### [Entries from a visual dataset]
────────

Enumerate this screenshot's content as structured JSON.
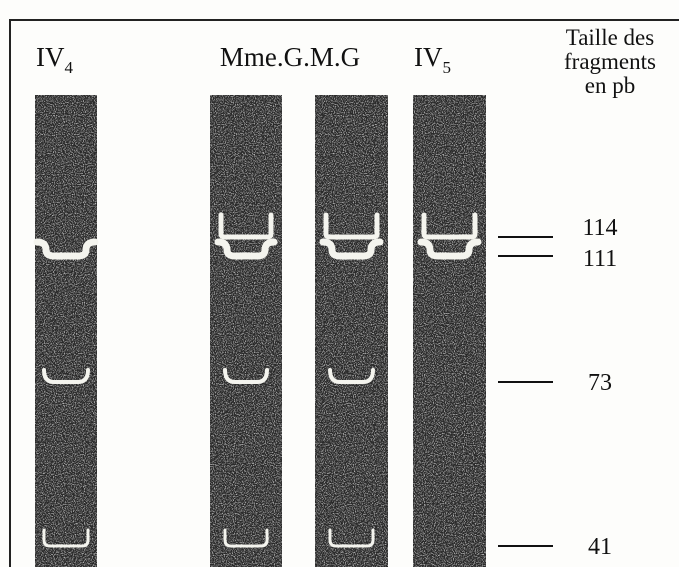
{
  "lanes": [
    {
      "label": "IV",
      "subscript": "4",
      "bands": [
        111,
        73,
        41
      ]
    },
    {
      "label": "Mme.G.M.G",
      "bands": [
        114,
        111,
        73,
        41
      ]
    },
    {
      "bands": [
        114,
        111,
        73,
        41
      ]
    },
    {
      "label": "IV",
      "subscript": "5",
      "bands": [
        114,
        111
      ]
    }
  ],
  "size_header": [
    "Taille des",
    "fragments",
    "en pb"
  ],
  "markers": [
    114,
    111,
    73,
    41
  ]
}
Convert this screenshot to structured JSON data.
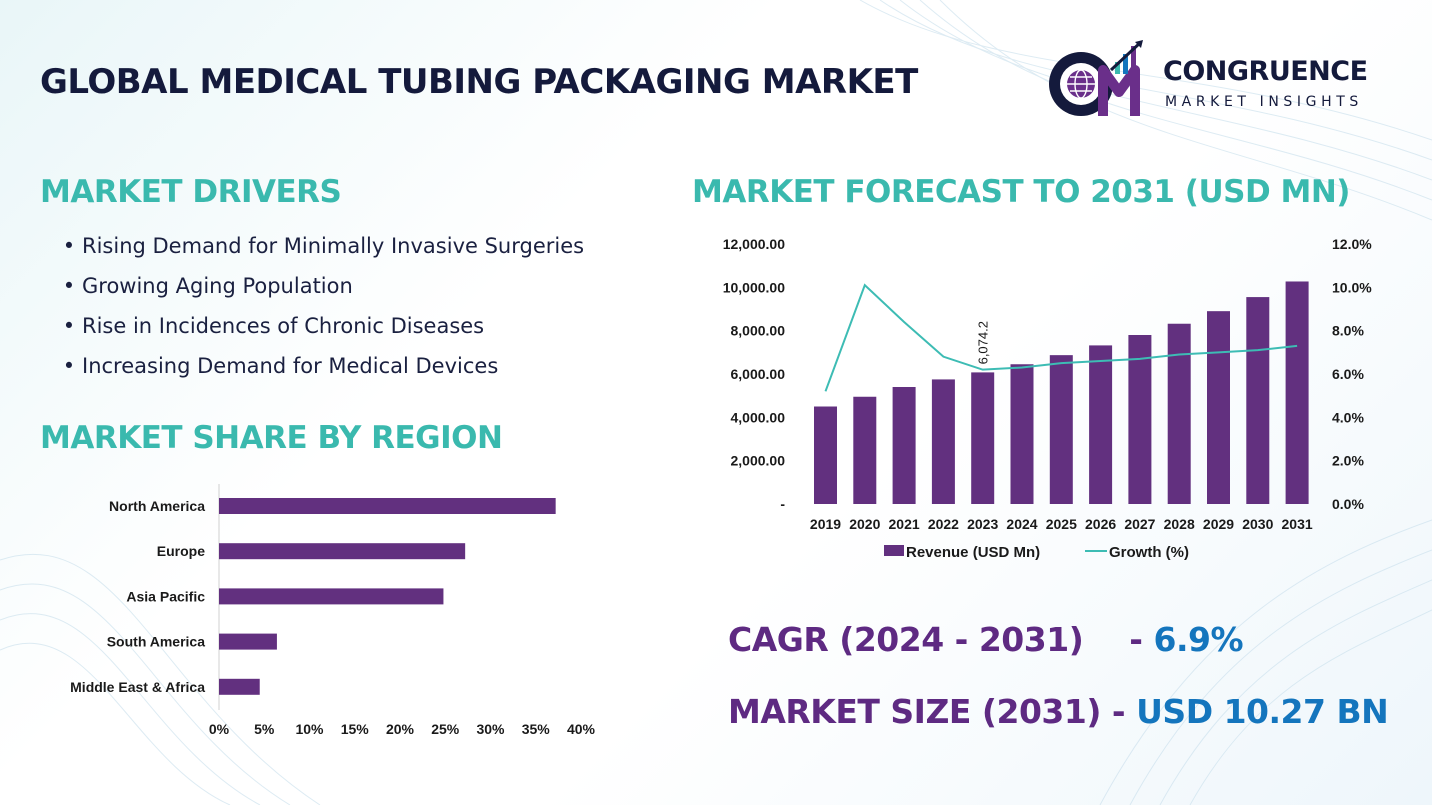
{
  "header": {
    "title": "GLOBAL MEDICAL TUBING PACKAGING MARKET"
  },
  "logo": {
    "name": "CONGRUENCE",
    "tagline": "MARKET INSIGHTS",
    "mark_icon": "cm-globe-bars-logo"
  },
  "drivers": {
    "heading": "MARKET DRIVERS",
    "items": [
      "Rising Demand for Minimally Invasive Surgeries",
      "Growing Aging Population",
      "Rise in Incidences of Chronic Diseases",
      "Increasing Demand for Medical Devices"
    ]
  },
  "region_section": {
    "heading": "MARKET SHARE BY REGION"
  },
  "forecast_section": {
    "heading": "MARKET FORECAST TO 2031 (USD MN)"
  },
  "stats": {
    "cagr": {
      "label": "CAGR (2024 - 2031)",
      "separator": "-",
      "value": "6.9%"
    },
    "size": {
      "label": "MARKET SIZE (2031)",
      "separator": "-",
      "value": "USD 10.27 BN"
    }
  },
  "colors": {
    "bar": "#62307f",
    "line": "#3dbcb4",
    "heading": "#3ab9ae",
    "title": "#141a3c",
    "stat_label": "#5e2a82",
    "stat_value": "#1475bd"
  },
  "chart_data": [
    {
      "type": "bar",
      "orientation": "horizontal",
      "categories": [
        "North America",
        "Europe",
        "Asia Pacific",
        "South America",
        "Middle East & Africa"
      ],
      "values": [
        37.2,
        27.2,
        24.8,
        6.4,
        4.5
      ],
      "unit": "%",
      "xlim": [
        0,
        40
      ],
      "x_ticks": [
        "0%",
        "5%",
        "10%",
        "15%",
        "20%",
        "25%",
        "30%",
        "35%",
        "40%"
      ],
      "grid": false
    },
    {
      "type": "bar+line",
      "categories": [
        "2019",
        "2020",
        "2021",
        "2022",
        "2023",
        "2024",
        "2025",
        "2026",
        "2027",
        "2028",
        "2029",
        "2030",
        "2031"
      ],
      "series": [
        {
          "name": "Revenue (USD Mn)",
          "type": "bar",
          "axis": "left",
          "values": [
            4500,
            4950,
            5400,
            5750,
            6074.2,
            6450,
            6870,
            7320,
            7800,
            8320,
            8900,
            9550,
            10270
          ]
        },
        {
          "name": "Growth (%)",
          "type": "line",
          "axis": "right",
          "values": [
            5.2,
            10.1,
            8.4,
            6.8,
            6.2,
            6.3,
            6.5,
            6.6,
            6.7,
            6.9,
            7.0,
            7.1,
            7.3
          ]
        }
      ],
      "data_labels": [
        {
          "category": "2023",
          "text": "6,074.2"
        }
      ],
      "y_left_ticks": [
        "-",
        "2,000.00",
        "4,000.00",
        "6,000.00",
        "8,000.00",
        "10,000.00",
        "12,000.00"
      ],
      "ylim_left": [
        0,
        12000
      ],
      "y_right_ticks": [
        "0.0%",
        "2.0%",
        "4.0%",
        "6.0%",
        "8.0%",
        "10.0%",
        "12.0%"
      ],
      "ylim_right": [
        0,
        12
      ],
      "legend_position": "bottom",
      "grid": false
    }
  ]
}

────────

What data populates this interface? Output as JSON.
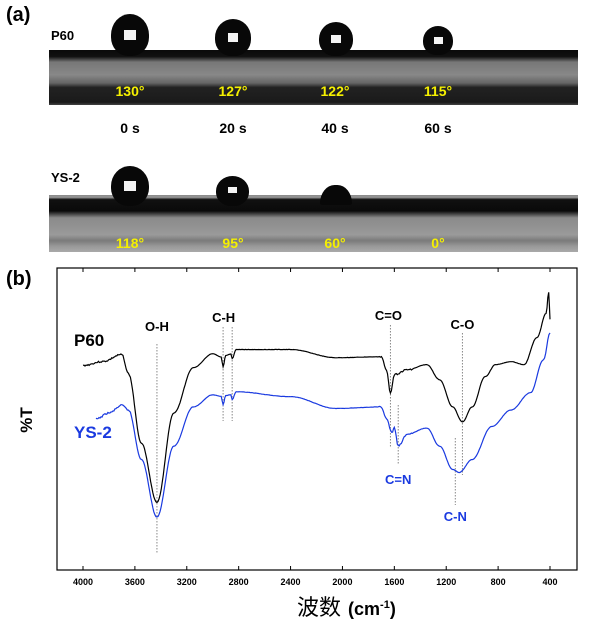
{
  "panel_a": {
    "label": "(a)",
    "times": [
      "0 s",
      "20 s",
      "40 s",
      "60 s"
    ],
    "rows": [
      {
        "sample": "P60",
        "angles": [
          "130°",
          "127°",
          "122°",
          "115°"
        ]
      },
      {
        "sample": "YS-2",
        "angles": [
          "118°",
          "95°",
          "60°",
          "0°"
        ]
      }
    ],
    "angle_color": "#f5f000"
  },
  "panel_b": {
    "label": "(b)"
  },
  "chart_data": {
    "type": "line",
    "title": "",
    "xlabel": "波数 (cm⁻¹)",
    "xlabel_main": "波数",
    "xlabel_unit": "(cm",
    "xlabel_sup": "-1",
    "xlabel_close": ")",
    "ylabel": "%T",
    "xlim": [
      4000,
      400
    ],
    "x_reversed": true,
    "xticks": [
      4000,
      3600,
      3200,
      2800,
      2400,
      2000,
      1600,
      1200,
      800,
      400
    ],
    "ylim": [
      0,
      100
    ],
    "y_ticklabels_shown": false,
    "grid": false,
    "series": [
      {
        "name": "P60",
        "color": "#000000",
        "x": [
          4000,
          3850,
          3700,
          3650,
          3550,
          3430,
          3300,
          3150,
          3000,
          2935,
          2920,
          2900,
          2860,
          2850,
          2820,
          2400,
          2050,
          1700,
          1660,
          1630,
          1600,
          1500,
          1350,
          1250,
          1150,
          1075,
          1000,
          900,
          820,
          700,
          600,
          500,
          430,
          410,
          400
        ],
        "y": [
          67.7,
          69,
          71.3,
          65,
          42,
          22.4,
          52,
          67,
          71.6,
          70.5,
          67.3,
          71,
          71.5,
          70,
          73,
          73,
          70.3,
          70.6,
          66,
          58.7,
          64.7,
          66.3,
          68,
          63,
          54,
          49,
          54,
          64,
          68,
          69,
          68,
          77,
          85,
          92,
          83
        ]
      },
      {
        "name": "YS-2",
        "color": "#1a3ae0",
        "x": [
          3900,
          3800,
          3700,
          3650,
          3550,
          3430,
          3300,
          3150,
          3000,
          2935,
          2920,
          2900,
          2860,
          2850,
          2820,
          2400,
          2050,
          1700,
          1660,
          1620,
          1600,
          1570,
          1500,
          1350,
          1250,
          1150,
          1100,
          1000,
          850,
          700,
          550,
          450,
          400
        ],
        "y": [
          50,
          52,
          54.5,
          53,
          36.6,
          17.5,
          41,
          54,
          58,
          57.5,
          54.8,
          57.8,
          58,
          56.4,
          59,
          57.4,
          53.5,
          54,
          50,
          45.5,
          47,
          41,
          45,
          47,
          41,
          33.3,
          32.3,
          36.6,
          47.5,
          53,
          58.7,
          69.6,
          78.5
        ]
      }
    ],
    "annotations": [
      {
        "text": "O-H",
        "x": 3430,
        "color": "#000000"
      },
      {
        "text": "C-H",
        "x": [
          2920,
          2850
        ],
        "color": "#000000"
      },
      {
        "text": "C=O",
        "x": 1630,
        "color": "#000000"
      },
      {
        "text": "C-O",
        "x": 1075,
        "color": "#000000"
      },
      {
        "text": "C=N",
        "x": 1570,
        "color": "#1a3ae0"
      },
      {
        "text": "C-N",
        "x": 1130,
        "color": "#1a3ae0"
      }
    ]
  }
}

────────

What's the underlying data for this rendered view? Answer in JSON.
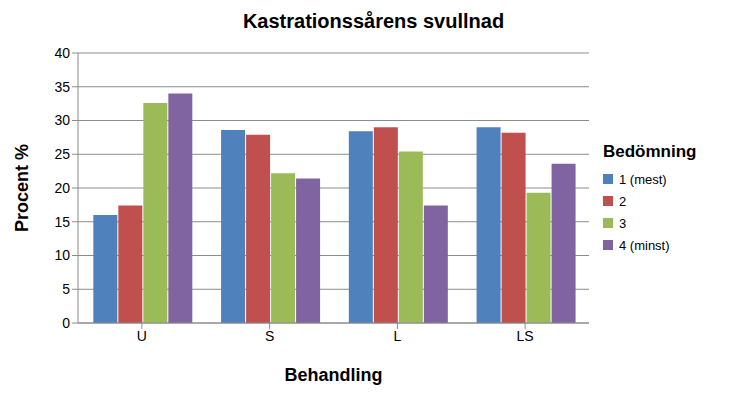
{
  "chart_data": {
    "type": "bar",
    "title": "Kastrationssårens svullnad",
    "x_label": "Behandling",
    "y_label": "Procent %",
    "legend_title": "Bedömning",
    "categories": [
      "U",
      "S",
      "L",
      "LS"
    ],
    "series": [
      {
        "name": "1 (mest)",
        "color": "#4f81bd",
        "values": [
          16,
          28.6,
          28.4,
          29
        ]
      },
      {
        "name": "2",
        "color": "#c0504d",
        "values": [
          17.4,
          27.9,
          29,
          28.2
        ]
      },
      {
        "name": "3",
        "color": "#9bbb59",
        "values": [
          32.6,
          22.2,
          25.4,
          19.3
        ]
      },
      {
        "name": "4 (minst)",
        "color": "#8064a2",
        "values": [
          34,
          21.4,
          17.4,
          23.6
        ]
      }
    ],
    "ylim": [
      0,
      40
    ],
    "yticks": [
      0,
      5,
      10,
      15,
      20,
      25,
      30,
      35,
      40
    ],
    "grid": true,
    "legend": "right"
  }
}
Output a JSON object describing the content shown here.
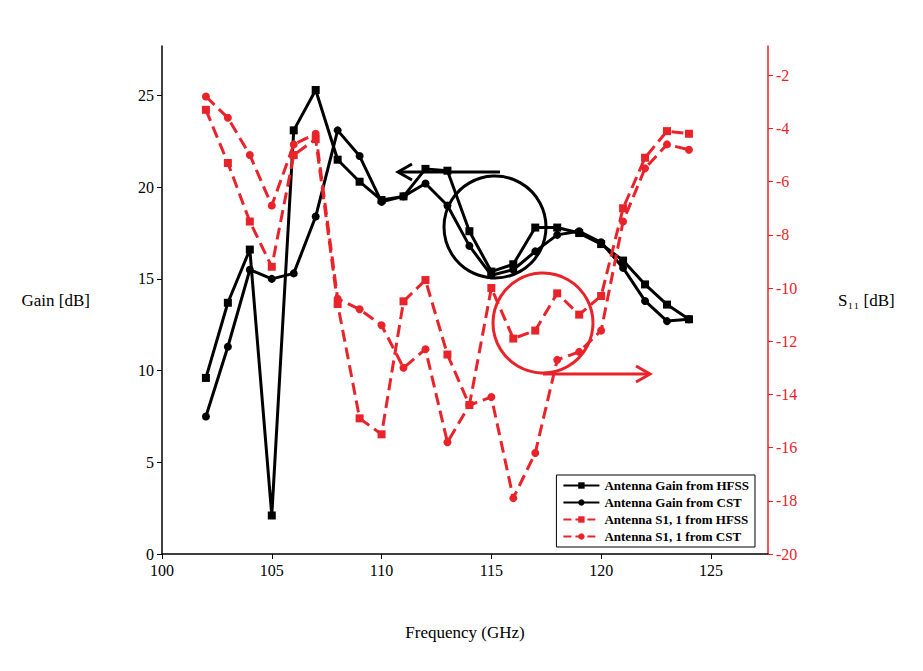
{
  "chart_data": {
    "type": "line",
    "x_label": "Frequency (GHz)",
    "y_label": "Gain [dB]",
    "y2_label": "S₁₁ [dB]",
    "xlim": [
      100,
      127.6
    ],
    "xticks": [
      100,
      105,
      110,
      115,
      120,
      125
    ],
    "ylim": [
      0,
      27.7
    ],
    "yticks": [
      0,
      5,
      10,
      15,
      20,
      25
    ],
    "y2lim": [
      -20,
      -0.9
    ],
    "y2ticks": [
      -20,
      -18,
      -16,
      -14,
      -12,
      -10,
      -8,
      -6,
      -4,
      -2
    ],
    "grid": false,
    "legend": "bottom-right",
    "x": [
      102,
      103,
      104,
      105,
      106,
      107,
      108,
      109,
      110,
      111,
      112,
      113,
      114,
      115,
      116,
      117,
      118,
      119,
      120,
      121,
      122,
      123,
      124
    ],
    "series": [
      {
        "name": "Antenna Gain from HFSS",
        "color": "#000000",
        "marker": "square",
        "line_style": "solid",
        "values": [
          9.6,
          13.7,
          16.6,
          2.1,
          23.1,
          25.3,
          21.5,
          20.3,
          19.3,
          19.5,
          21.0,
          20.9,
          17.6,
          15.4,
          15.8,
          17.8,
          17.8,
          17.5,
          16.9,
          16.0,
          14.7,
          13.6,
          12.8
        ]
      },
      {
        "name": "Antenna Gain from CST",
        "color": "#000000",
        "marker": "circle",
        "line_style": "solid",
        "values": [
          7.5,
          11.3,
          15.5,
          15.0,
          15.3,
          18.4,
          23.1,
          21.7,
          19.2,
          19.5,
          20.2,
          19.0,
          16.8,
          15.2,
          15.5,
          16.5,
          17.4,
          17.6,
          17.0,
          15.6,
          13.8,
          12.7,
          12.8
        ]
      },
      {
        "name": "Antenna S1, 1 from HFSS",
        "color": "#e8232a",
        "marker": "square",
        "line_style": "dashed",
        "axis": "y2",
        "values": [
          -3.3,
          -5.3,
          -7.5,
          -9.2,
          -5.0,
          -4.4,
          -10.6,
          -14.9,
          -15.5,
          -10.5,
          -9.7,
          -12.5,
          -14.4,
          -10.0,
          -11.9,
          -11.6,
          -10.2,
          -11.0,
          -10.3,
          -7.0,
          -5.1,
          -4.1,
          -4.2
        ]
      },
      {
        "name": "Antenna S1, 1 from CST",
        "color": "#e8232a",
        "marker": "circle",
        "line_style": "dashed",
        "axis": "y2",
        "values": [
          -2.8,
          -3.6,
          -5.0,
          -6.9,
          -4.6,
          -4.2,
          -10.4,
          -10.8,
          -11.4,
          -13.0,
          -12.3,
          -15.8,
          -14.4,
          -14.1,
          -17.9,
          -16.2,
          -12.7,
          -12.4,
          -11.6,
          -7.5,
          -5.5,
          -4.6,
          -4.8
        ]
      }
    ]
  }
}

────────

Report all lines of the material that contain the word "What".

What data populates this interface? Output as JSON.
What's the underlying data for this rendered view? Answer in JSON.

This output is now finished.